WHAT TO PRODUCE —
Skip every picture and transcribe the remaining material exactly.

— start of DATA ENTRIES —

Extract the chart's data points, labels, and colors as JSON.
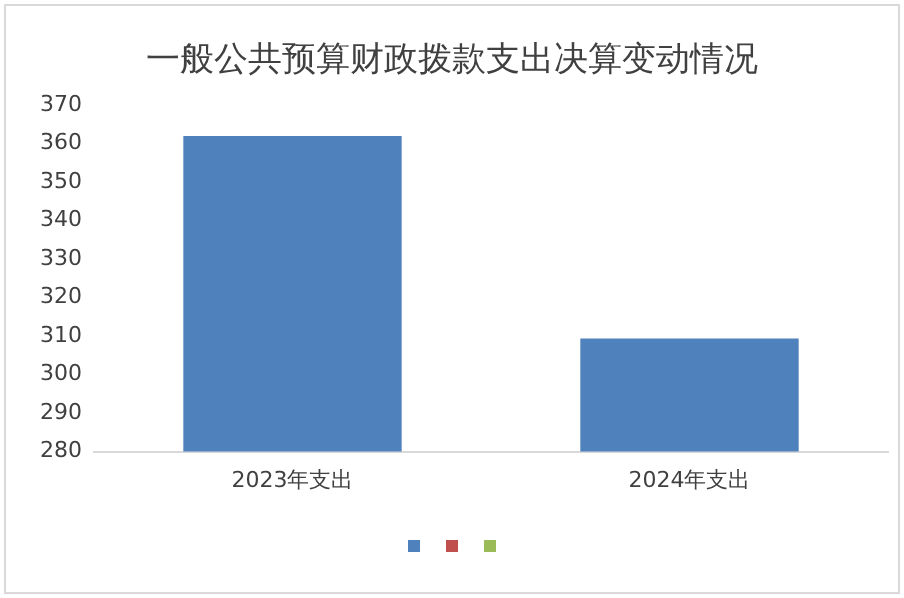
{
  "chart_data": {
    "type": "bar",
    "title": "一般公共预算财政拨款支出决算变动情况",
    "categories": [
      "2023年支出",
      "2024年支出"
    ],
    "series": [
      {
        "color": "#4f81bd",
        "values": [
          362,
          309.4
        ]
      }
    ],
    "ylim": [
      280,
      370
    ],
    "yticks": [
      280,
      290,
      300,
      310,
      320,
      330,
      340,
      350,
      360,
      370
    ],
    "grid": false
  }
}
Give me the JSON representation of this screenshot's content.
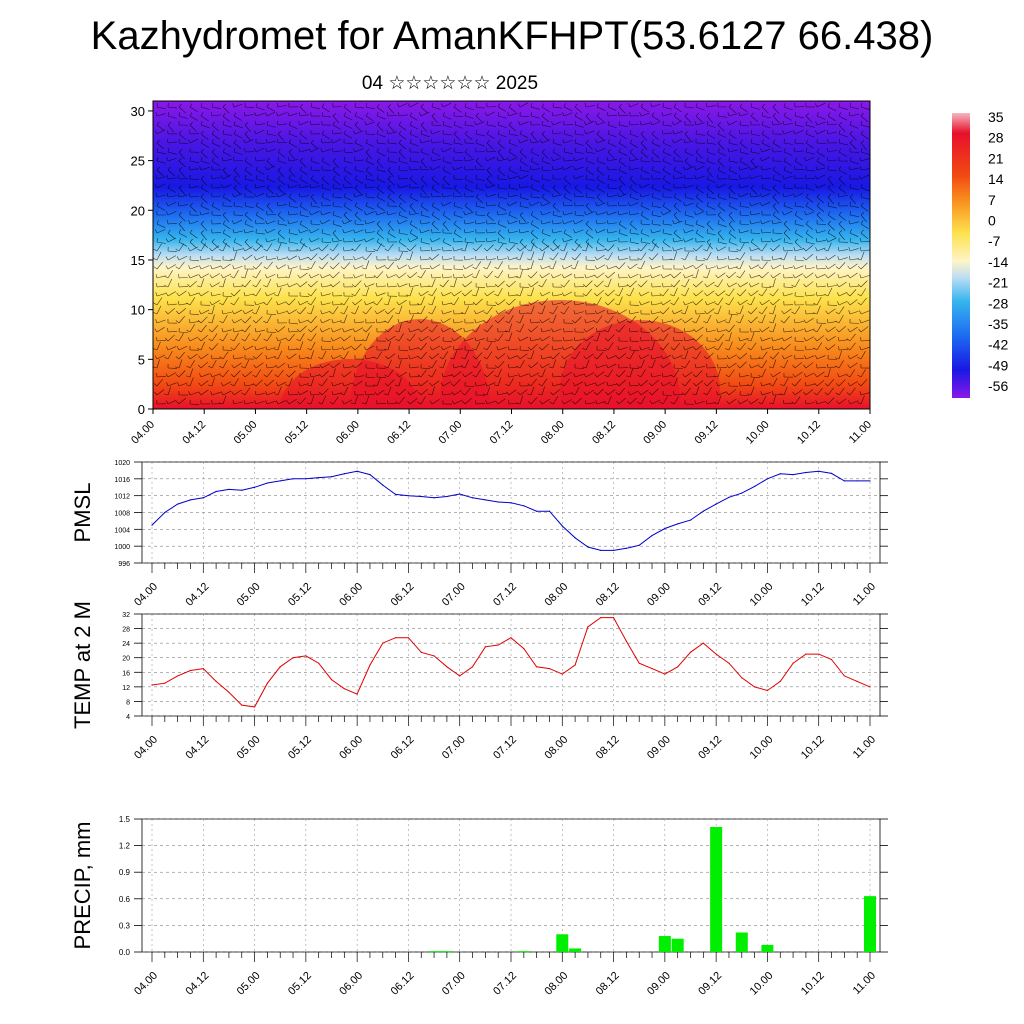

— end of DATA ENTRIES —

EXERCISE SOLUTION —
Extract the chart's data points, labels, and colors as JSON.
{
  "chart_data": {
    "type": "bar",
    "title": "一般公共预算财政拨款支出决算变动情况",
    "categories": [
      "2023年支出",
      "2024年支出"
    ],
    "series": [
      {
        "color": "#4f81bd",
        "values": [
          362,
          309.4
        ]
      }
    ],
    "ylim": [
      280,
      370
    ],
    "yticks": [
      280,
      290,
      300,
      310,
      320,
      330,
      340,
      350,
      360,
      370
    ],
    "grid": false
  }
}
Give me the JSON representation of this screenshot's content.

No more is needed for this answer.